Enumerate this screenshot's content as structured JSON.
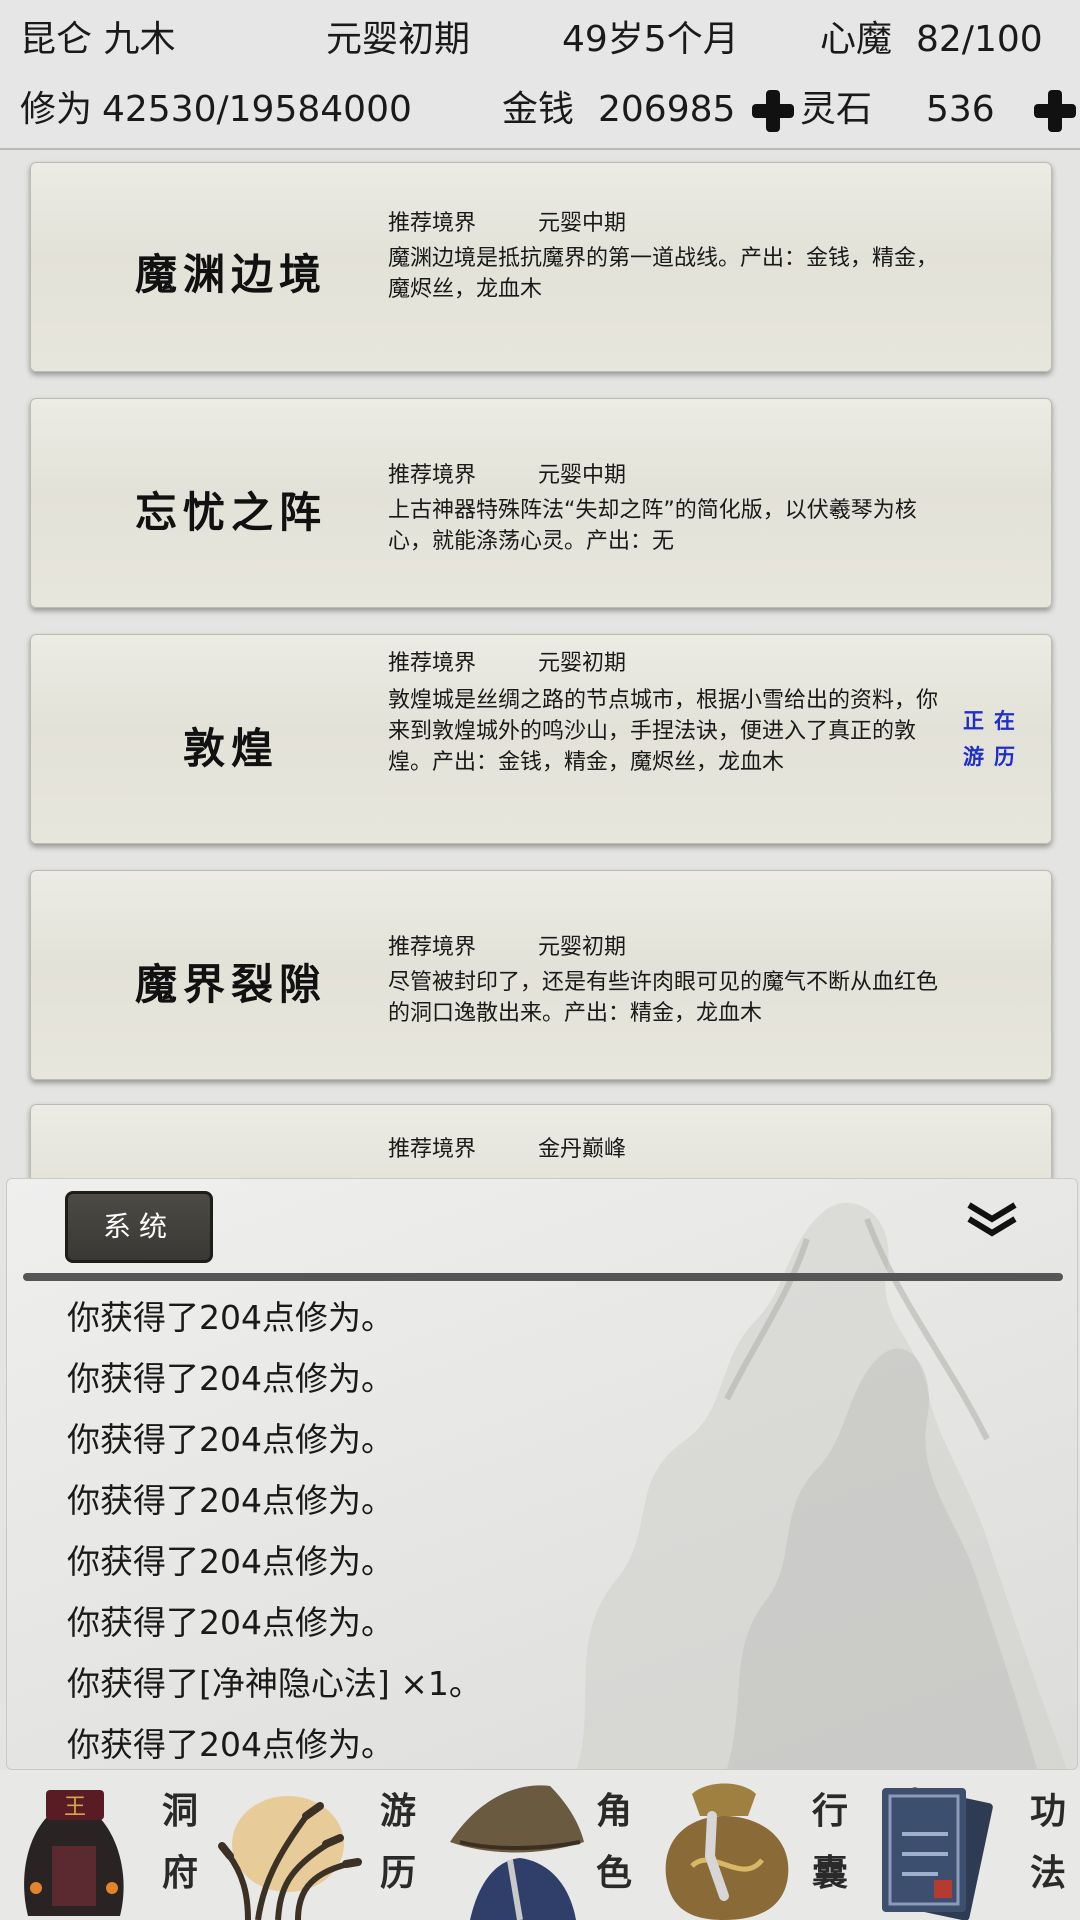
{
  "header": {
    "player_name": "昆仑 九木",
    "realm": "元婴初期",
    "age": "49岁5个月",
    "heart_demon_label": "心魔",
    "heart_demon_value": "82/100",
    "cultivation_label": "修为",
    "cultivation_value": "42530/19584000",
    "money_label": "金钱",
    "money_value": "206985",
    "spirit_stone_label": "灵石",
    "spirit_stone_value": "536"
  },
  "locations": [
    {
      "name": "魔渊边境",
      "realm_label": "推荐境界",
      "realm": "元婴中期",
      "desc": "魔渊边境是抵抗魔界的第一道战线。产出：金钱，精金，魔烬丝，龙血木"
    },
    {
      "name": "忘忧之阵",
      "realm_label": "推荐境界",
      "realm": "元婴中期",
      "desc": "上古神器特殊阵法“失却之阵”的简化版，以伏羲琴为核心，就能涤荡心灵。产出：无"
    },
    {
      "name": "敦煌",
      "realm_label": "推荐境界",
      "realm": "元婴初期",
      "desc": "敦煌城是丝绸之路的节点城市，根据小雪给出的资料，你来到敦煌城外的鸣沙山，手捏法诀，便进入了真正的敦煌。产出：金钱，精金，魔烬丝，龙血木",
      "status": "正在游历"
    },
    {
      "name": "魔界裂隙",
      "realm_label": "推荐境界",
      "realm": "元婴初期",
      "desc": "尽管被封印了，还是有些许肉眼可见的魔气不断从血红色的洞口逸散出来。产出：精金，龙血木"
    },
    {
      "name": "",
      "realm_label": "推荐境界",
      "realm": "金丹巅峰",
      "desc": ""
    }
  ],
  "log": {
    "tab_label": "系统",
    "lines": [
      "你获得了204点修为。",
      "你获得了204点修为。",
      "你获得了204点修为。",
      "你获得了204点修为。",
      "你获得了204点修为。",
      "你获得了204点修为。",
      "你获得了[净神隐心法] ×1。",
      "你获得了204点修为。"
    ]
  },
  "nav": {
    "items": [
      {
        "label_1": "洞",
        "label_2": "府",
        "icon": "cave-dwelling-icon"
      },
      {
        "label_1": "游",
        "label_2": "历",
        "icon": "travel-grass-icon"
      },
      {
        "label_1": "角",
        "label_2": "色",
        "icon": "character-hat-icon"
      },
      {
        "label_1": "行",
        "label_2": "囊",
        "icon": "bag-icon"
      },
      {
        "label_1": "功",
        "label_2": "法",
        "icon": "books-icon"
      }
    ]
  }
}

┄┄┄┄┄┄

• [What you will do]
Do not copy the pictures, but repeat every line exactly.

• [Finished task]
Enumerate this screenshot's content as structured JSON.
{
  "header": {
    "player_name": "昆仑 九木",
    "realm": "元婴初期",
    "age": "49岁5个月",
    "heart_demon_label": "心魔",
    "heart_demon_value": "82/100",
    "cultivation_label": "修为",
    "cultivation_value": "42530/19584000",
    "money_label": "金钱",
    "money_value": "206985",
    "spirit_stone_label": "灵石",
    "spirit_stone_value": "536"
  },
  "locations": [
    {
      "name": "魔渊边境",
      "realm_label": "推荐境界",
      "realm": "元婴中期",
      "desc": "魔渊边境是抵抗魔界的第一道战线。产出：金钱，精金，魔烬丝，龙血木"
    },
    {
      "name": "忘忧之阵",
      "realm_label": "推荐境界",
      "realm": "元婴中期",
      "desc": "上古神器特殊阵法“失却之阵”的简化版，以伏羲琴为核心，就能涤荡心灵。产出：无"
    },
    {
      "name": "敦煌",
      "realm_label": "推荐境界",
      "realm": "元婴初期",
      "desc": "敦煌城是丝绸之路的节点城市，根据小雪给出的资料，你来到敦煌城外的鸣沙山，手捏法诀，便进入了真正的敦煌。产出：金钱，精金，魔烬丝，龙血木",
      "status": "正在游历"
    },
    {
      "name": "魔界裂隙",
      "realm_label": "推荐境界",
      "realm": "元婴初期",
      "desc": "尽管被封印了，还是有些许肉眼可见的魔气不断从血红色的洞口逸散出来。产出：精金，龙血木"
    },
    {
      "name": "",
      "realm_label": "推荐境界",
      "realm": "金丹巅峰",
      "desc": ""
    }
  ],
  "log": {
    "tab_label": "系统",
    "lines": [
      "你获得了204点修为。",
      "你获得了204点修为。",
      "你获得了204点修为。",
      "你获得了204点修为。",
      "你获得了204点修为。",
      "你获得了204点修为。",
      "你获得了[净神隐心法] ×1。",
      "你获得了204点修为。"
    ]
  },
  "nav": {
    "items": [
      {
        "label_1": "洞",
        "label_2": "府",
        "icon": "cave-dwelling-icon"
      },
      {
        "label_1": "游",
        "label_2": "历",
        "icon": "travel-grass-icon"
      },
      {
        "label_1": "角",
        "label_2": "色",
        "icon": "character-hat-icon"
      },
      {
        "label_1": "行",
        "label_2": "囊",
        "icon": "bag-icon"
      },
      {
        "label_1": "功",
        "label_2": "法",
        "icon": "books-icon"
      }
    ]
  }
}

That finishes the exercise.